Short exercise >>
Set down the records once more, please, exactly and with the pictures left out.

--------------------

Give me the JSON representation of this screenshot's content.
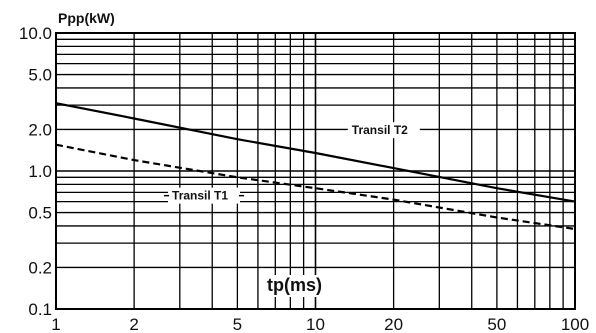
{
  "chart_data": {
    "type": "line",
    "title": "Ppp(kW)",
    "xlabel": "tp(ms)",
    "ylabel": "Ppp(kW)",
    "x_scale": "log",
    "y_scale": "log",
    "xlim": [
      1,
      100
    ],
    "ylim": [
      0.1,
      10
    ],
    "x_ticks": [
      1,
      2,
      5,
      10,
      20,
      50,
      100
    ],
    "x_tick_labels": [
      "1",
      "2",
      "5",
      "10",
      "20",
      "50",
      "100"
    ],
    "y_ticks": [
      0.1,
      0.2,
      0.5,
      1,
      2,
      5,
      10
    ],
    "y_tick_labels": [
      "0.1",
      "0.2",
      "0.5",
      "1.0",
      "2.0",
      "5.0",
      "10.0"
    ],
    "x_gridlines": [
      1,
      2,
      3,
      4,
      5,
      6,
      7,
      8,
      9,
      10,
      20,
      30,
      40,
      50,
      60,
      70,
      80,
      90,
      100
    ],
    "y_gridlines": [
      0.1,
      0.2,
      0.3,
      0.4,
      0.5,
      0.6,
      0.7,
      0.8,
      0.9,
      1,
      2,
      3,
      4,
      5,
      6,
      7,
      8,
      9,
      10
    ],
    "grid": true,
    "series": [
      {
        "name": "Transil T2",
        "line_style": "solid",
        "x": [
          1,
          2,
          5,
          10,
          20,
          50,
          100
        ],
        "y": [
          3.1,
          2.4,
          1.7,
          1.35,
          1.05,
          0.75,
          0.6
        ]
      },
      {
        "name": "Transil T1",
        "line_style": "dashed",
        "x": [
          1,
          2,
          5,
          10,
          20,
          50,
          100
        ],
        "y": [
          1.55,
          1.2,
          0.9,
          0.75,
          0.62,
          0.46,
          0.38
        ]
      }
    ]
  }
}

--------------------

Output for this task >>
Give me the JSON representation of this screenshot's content.
{
  "chart_data": {
    "type": "line",
    "title": "Ppp(kW)",
    "xlabel": "tp(ms)",
    "ylabel": "Ppp(kW)",
    "x_scale": "log",
    "y_scale": "log",
    "xlim": [
      1,
      100
    ],
    "ylim": [
      0.1,
      10
    ],
    "x_ticks": [
      1,
      2,
      5,
      10,
      20,
      50,
      100
    ],
    "x_tick_labels": [
      "1",
      "2",
      "5",
      "10",
      "20",
      "50",
      "100"
    ],
    "y_ticks": [
      0.1,
      0.2,
      0.5,
      1,
      2,
      5,
      10
    ],
    "y_tick_labels": [
      "0.1",
      "0.2",
      "0.5",
      "1.0",
      "2.0",
      "5.0",
      "10.0"
    ],
    "x_gridlines": [
      1,
      2,
      3,
      4,
      5,
      6,
      7,
      8,
      9,
      10,
      20,
      30,
      40,
      50,
      60,
      70,
      80,
      90,
      100
    ],
    "y_gridlines": [
      0.1,
      0.2,
      0.3,
      0.4,
      0.5,
      0.6,
      0.7,
      0.8,
      0.9,
      1,
      2,
      3,
      4,
      5,
      6,
      7,
      8,
      9,
      10
    ],
    "grid": true,
    "series": [
      {
        "name": "Transil T2",
        "line_style": "solid",
        "x": [
          1,
          2,
          5,
          10,
          20,
          50,
          100
        ],
        "y": [
          3.1,
          2.4,
          1.7,
          1.35,
          1.05,
          0.75,
          0.6
        ]
      },
      {
        "name": "Transil T1",
        "line_style": "dashed",
        "x": [
          1,
          2,
          5,
          10,
          20,
          50,
          100
        ],
        "y": [
          1.55,
          1.2,
          0.9,
          0.75,
          0.62,
          0.46,
          0.38
        ]
      }
    ]
  }
}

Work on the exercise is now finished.